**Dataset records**
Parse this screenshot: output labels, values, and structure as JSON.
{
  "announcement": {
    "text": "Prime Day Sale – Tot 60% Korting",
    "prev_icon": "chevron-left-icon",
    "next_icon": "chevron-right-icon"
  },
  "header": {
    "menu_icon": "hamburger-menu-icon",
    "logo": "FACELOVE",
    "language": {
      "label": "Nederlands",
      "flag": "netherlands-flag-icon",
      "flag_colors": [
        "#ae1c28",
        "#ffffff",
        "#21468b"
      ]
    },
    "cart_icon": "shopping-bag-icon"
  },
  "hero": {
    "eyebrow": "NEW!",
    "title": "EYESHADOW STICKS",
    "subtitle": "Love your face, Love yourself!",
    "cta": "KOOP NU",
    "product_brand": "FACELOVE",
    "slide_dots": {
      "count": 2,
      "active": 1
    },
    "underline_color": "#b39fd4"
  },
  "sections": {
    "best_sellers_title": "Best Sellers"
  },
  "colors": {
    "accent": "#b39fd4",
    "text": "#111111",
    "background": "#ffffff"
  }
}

**What is needed**
Every line of the material must be returned exactly as it appears.

**Solution**
Parse this screenshot: output labels, values, and structure as JSON.
{
  "announcement": {
    "text": "Prime Day Sale – Tot 60% Korting",
    "prev_icon": "chevron-left-icon",
    "next_icon": "chevron-right-icon"
  },
  "header": {
    "menu_icon": "hamburger-menu-icon",
    "logo": "FACELOVE",
    "language": {
      "label": "Nederlands",
      "flag": "netherlands-flag-icon",
      "flag_colors": [
        "#ae1c28",
        "#ffffff",
        "#21468b"
      ]
    },
    "cart_icon": "shopping-bag-icon"
  },
  "hero": {
    "eyebrow": "NEW!",
    "title": "EYESHADOW STICKS",
    "subtitle": "Love your face, Love yourself!",
    "cta": "KOOP NU",
    "product_brand": "FACELOVE",
    "slide_dots": {
      "count": 2,
      "active": 1
    },
    "underline_color": "#b39fd4"
  },
  "sections": {
    "best_sellers_title": "Best Sellers"
  },
  "colors": {
    "accent": "#b39fd4",
    "text": "#111111",
    "background": "#ffffff"
  }
}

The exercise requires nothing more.